• _EXERCISE INSTRUCTIONS_:
With the pictures omitted, write out the entries that follow exactly as they stand.

(Entries from a visual dataset)
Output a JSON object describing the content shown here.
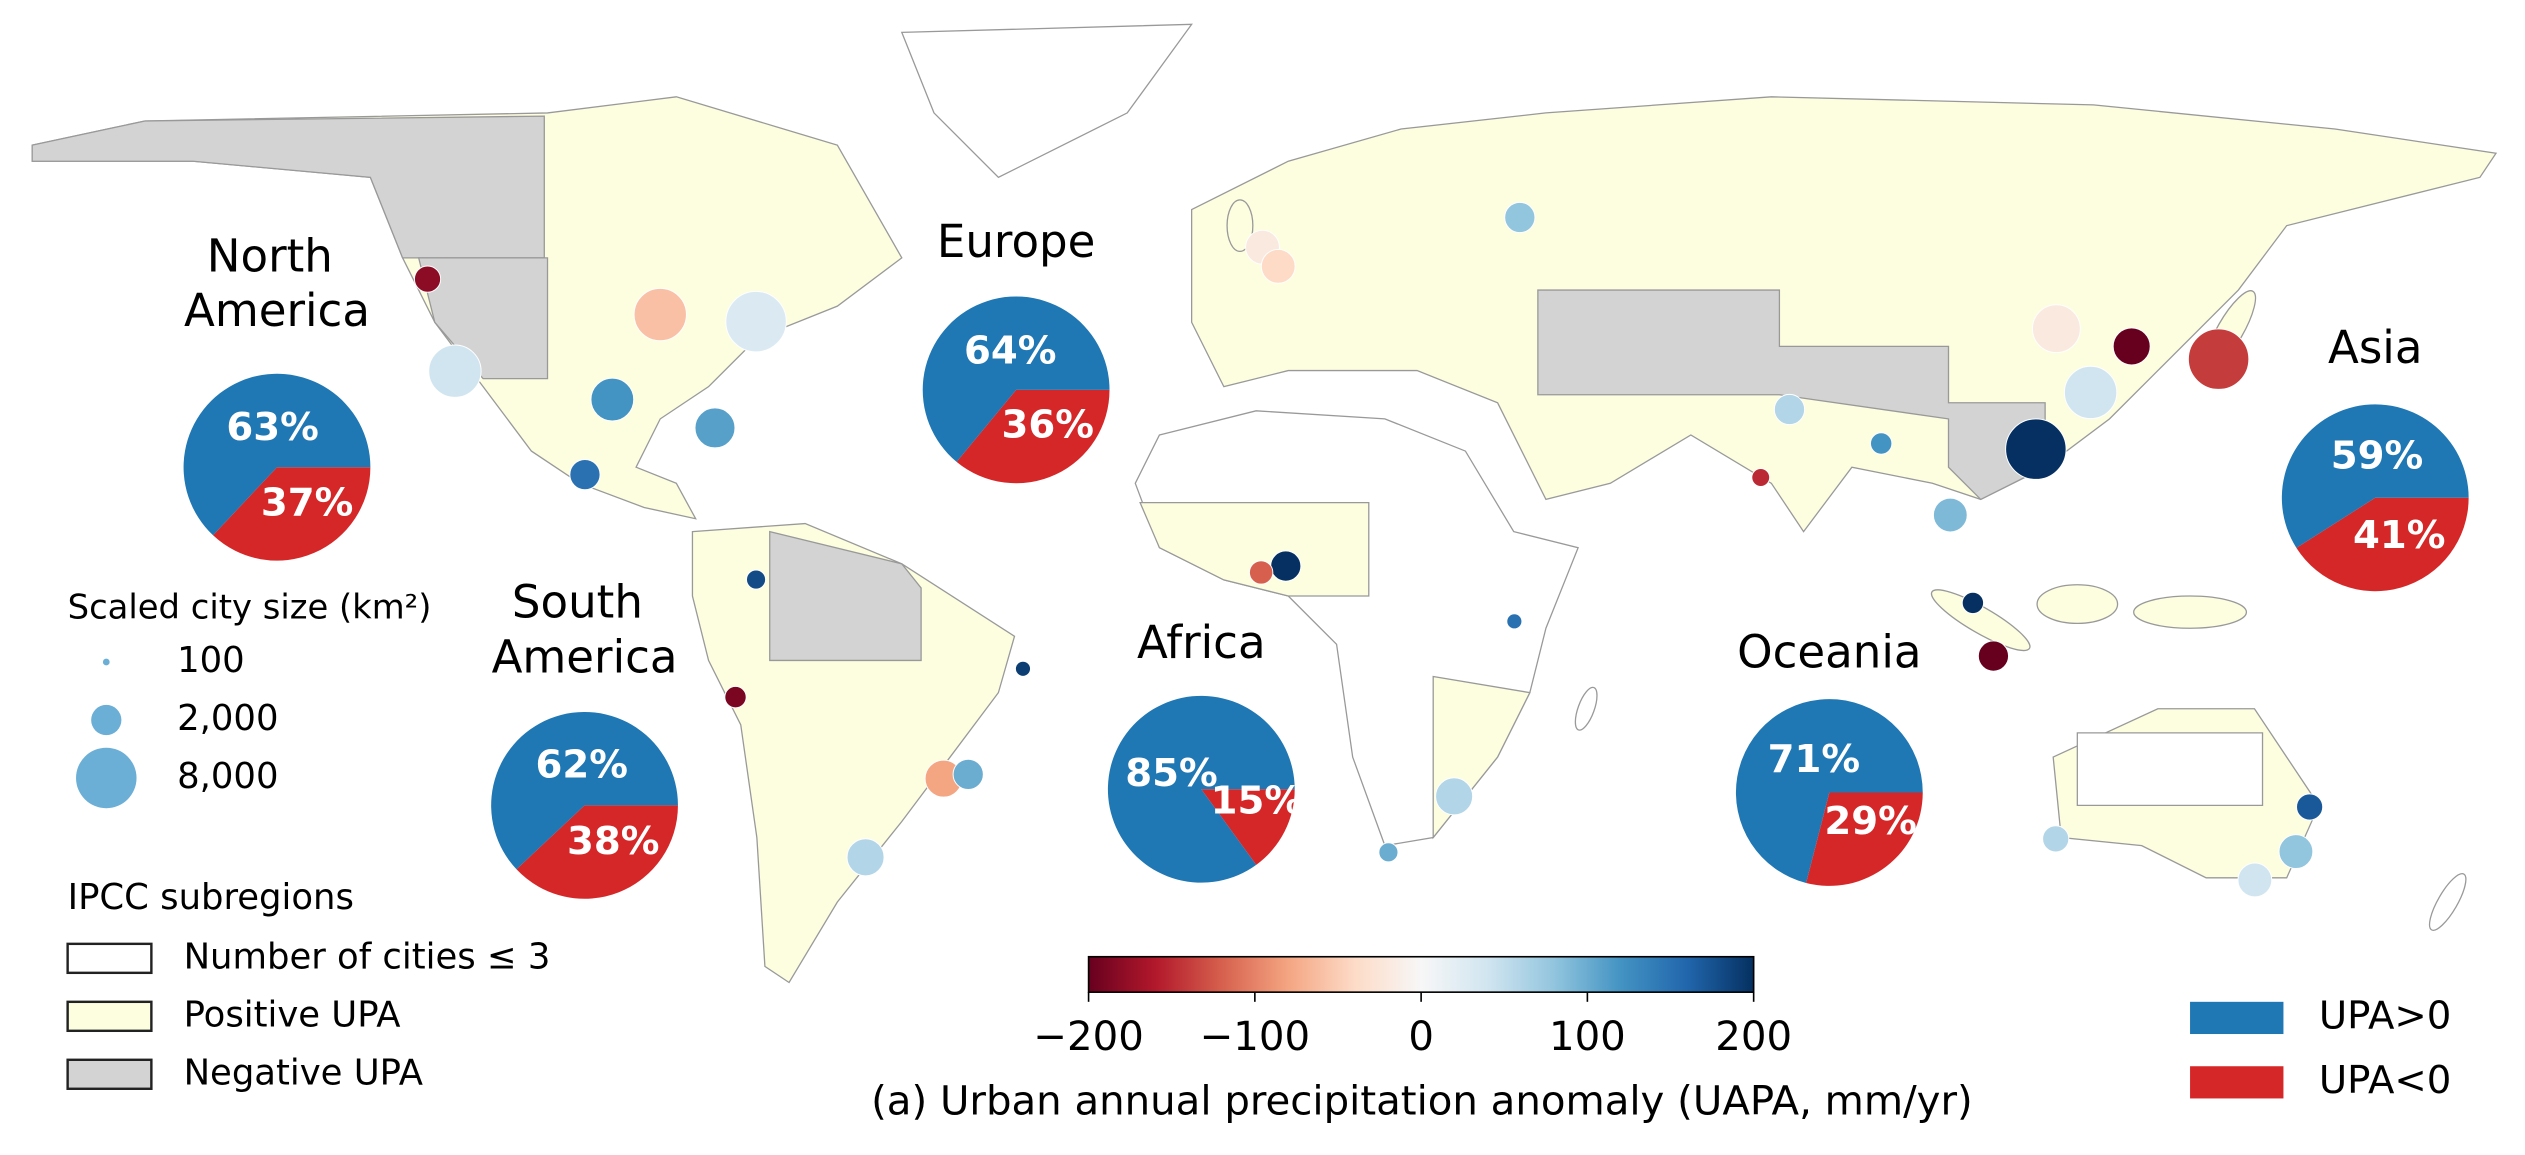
{
  "chart_data": {
    "type": "map",
    "pies": {
      "categories": [
        "North America",
        "Europe",
        "South America",
        "Africa",
        "Oceania",
        "Asia"
      ],
      "series": [
        {
          "name": "UPA>0",
          "color": "#1f77b4",
          "values": [
            63,
            64,
            62,
            85,
            71,
            59
          ],
          "value_labels": [
            "63%",
            "64%",
            "62%",
            "85%",
            "71%",
            "59%"
          ]
        },
        {
          "name": "UPA<0",
          "color": "#d62728",
          "values": [
            37,
            36,
            38,
            15,
            29,
            41
          ],
          "value_labels": [
            "37%",
            "36%",
            "38%",
            "15%",
            "29%",
            "41%"
          ]
        }
      ]
    },
    "cities": {
      "lon": [
        -122,
        -118,
        -95,
        -80,
        -74,
        -88,
        -99,
        -74,
        -77,
        -46.6,
        -43,
        -58,
        -35,
        0,
        2.3,
        37.6,
        3.4,
        -0.2,
        28,
        18.4,
        36.8,
        77,
        72.8,
        90.4,
        100.5,
        103.8,
        106.8,
        113,
        121,
        116,
        127,
        139.7,
        151,
        145,
        153,
        115.9
      ],
      "lat": [
        47,
        34,
        30,
        26,
        41,
        42,
        19.4,
        4.6,
        -12,
        -23.5,
        -22.9,
        -34.6,
        -8,
        51.5,
        48.8,
        55.7,
        6.5,
        5.6,
        -26,
        -33.9,
        -1.3,
        28.6,
        19,
        23.8,
        13.7,
        1.3,
        -6.2,
        23,
        31,
        40,
        37.5,
        35.7,
        -33.8,
        -37.8,
        -27.5,
        -32
      ],
      "uapa": [
        -180,
        40,
        120,
        110,
        30,
        -60,
        150,
        180,
        -190,
        -80,
        100,
        60,
        190,
        -20,
        -40,
        80,
        200,
        -120,
        60,
        100,
        150,
        60,
        -150,
        120,
        90,
        200,
        -200,
        200,
        40,
        -20,
        -200,
        -140,
        80,
        40,
        170,
        60
      ],
      "size_km2": [
        1500,
        6000,
        4000,
        3500,
        8000,
        6000,
        2000,
        800,
        1000,
        3000,
        2000,
        3000,
        500,
        2500,
        2500,
        2000,
        2000,
        1200,
        3000,
        800,
        500,
        2000,
        700,
        1000,
        2500,
        1000,
        2000,
        8000,
        6000,
        5000,
        3000,
        8000,
        2500,
        2500,
        1500,
        1500
      ]
    },
    "size_legend": {
      "title": "Scaled city size (km²)",
      "values": [
        100,
        {
          "value": 2000,
          "label": "2,000"
        },
        {
          "value": 8000,
          "label": "8,000"
        }
      ],
      "color": "#6baed6"
    },
    "region_legend": {
      "title": "IPCC subregions",
      "items": [
        {
          "label": "Number of cities ≤ 3",
          "color": "#ffffff"
        },
        {
          "label": "Positive UPA",
          "color": "#fdfde0"
        },
        {
          "label": "Negative UPA",
          "color": "#d3d3d3"
        }
      ]
    },
    "colorbar": {
      "label": "(a) Urban annual precipitation anomaly (UAPA, mm/yr)",
      "range": [
        -200,
        200
      ],
      "ticks": [
        {
          "value": -200,
          "label": "−200"
        },
        {
          "value": -100,
          "label": "−100"
        },
        0,
        100,
        200
      ],
      "colormap": [
        "#67001f",
        "#b2182b",
        "#d6604d",
        "#f4a582",
        "#fddbc7",
        "#f7f7f7",
        "#d1e5f0",
        "#92c5de",
        "#4393c3",
        "#2166ac",
        "#053061"
      ]
    }
  }
}
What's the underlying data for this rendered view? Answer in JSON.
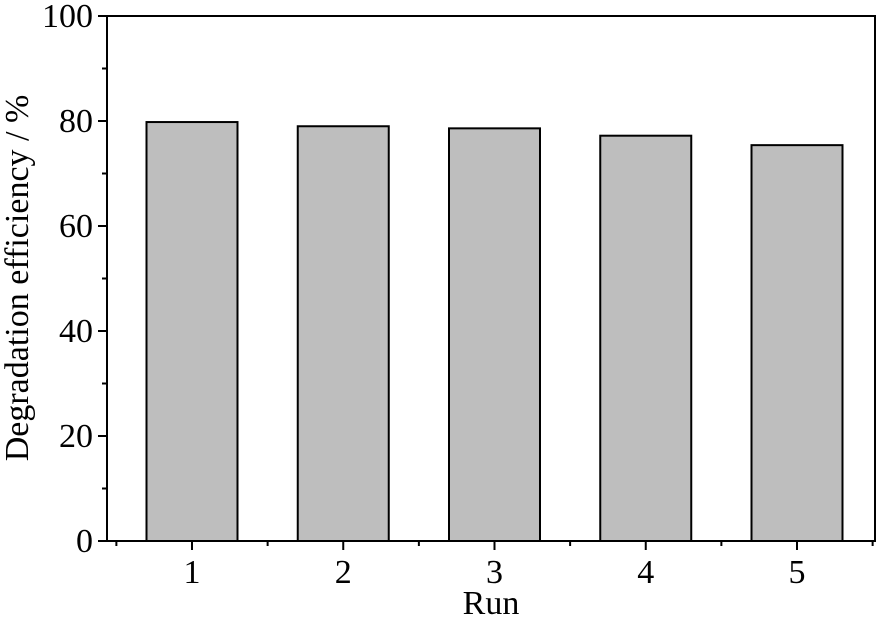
{
  "chart_data": {
    "type": "bar",
    "categories": [
      "1",
      "2",
      "3",
      "4",
      "5"
    ],
    "values": [
      79.8,
      79.0,
      78.6,
      77.2,
      75.4
    ],
    "xlabel": "Run",
    "ylabel": "Degradation efficiency / %",
    "ylim": [
      0,
      100
    ],
    "yticks": [
      0,
      20,
      40,
      60,
      80,
      100
    ],
    "bar_color": "#bebebe",
    "bar_edge_color": "#000000",
    "grid": false,
    "legend": "none"
  }
}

• _FULL OUTPUT_:
Output a JSON object describing the content shown here.
{
  "chart_data": {
    "type": "map",
    "pies": {
      "categories": [
        "North America",
        "Europe",
        "South America",
        "Africa",
        "Oceania",
        "Asia"
      ],
      "series": [
        {
          "name": "UPA>0",
          "color": "#1f77b4",
          "values": [
            63,
            64,
            62,
            85,
            71,
            59
          ],
          "value_labels": [
            "63%",
            "64%",
            "62%",
            "85%",
            "71%",
            "59%"
          ]
        },
        {
          "name": "UPA<0",
          "color": "#d62728",
          "values": [
            37,
            36,
            38,
            15,
            29,
            41
          ],
          "value_labels": [
            "37%",
            "36%",
            "38%",
            "15%",
            "29%",
            "41%"
          ]
        }
      ]
    },
    "cities": {
      "lon": [
        -122,
        -118,
        -95,
        -80,
        -74,
        -88,
        -99,
        -74,
        -77,
        -46.6,
        -43,
        -58,
        -35,
        0,
        2.3,
        37.6,
        3.4,
        -0.2,
        28,
        18.4,
        36.8,
        77,
        72.8,
        90.4,
        100.5,
        103.8,
        106.8,
        113,
        121,
        116,
        127,
        139.7,
        151,
        145,
        153,
        115.9
      ],
      "lat": [
        47,
        34,
        30,
        26,
        41,
        42,
        19.4,
        4.6,
        -12,
        -23.5,
        -22.9,
        -34.6,
        -8,
        51.5,
        48.8,
        55.7,
        6.5,
        5.6,
        -26,
        -33.9,
        -1.3,
        28.6,
        19,
        23.8,
        13.7,
        1.3,
        -6.2,
        23,
        31,
        40,
        37.5,
        35.7,
        -33.8,
        -37.8,
        -27.5,
        -32
      ],
      "uapa": [
        -180,
        40,
        120,
        110,
        30,
        -60,
        150,
        180,
        -190,
        -80,
        100,
        60,
        190,
        -20,
        -40,
        80,
        200,
        -120,
        60,
        100,
        150,
        60,
        -150,
        120,
        90,
        200,
        -200,
        200,
        40,
        -20,
        -200,
        -140,
        80,
        40,
        170,
        60
      ],
      "size_km2": [
        1500,
        6000,
        4000,
        3500,
        8000,
        6000,
        2000,
        800,
        1000,
        3000,
        2000,
        3000,
        500,
        2500,
        2500,
        2000,
        2000,
        1200,
        3000,
        800,
        500,
        2000,
        700,
        1000,
        2500,
        1000,
        2000,
        8000,
        6000,
        5000,
        3000,
        8000,
        2500,
        2500,
        1500,
        1500
      ]
    },
    "size_legend": {
      "title": "Scaled city size (km²)",
      "values": [
        100,
        {
          "value": 2000,
          "label": "2,000"
        },
        {
          "value": 8000,
          "label": "8,000"
        }
      ],
      "color": "#6baed6"
    },
    "region_legend": {
      "title": "IPCC subregions",
      "items": [
        {
          "label": "Number of cities ≤ 3",
          "color": "#ffffff"
        },
        {
          "label": "Positive UPA",
          "color": "#fdfde0"
        },
        {
          "label": "Negative UPA",
          "color": "#d3d3d3"
        }
      ]
    },
    "colorbar": {
      "label": "(a) Urban annual precipitation anomaly (UAPA, mm/yr)",
      "range": [
        -200,
        200
      ],
      "ticks": [
        {
          "value": -200,
          "label": "−200"
        },
        {
          "value": -100,
          "label": "−100"
        },
        0,
        100,
        200
      ],
      "colormap": [
        "#67001f",
        "#b2182b",
        "#d6604d",
        "#f4a582",
        "#fddbc7",
        "#f7f7f7",
        "#d1e5f0",
        "#92c5de",
        "#4393c3",
        "#2166ac",
        "#053061"
      ]
    }
  }
}
What's the underlying data for this rendered view? Answer in JSON.
{
  "chart_data": {
    "type": "bar",
    "categories": [
      "1",
      "2",
      "3",
      "4",
      "5"
    ],
    "values": [
      79.8,
      79.0,
      78.6,
      77.2,
      75.4
    ],
    "xlabel": "Run",
    "ylabel": "Degradation efficiency / %",
    "ylim": [
      0,
      100
    ],
    "yticks": [
      0,
      20,
      40,
      60,
      80,
      100
    ],
    "bar_color": "#bebebe",
    "bar_edge_color": "#000000",
    "grid": false,
    "legend": "none"
  }
}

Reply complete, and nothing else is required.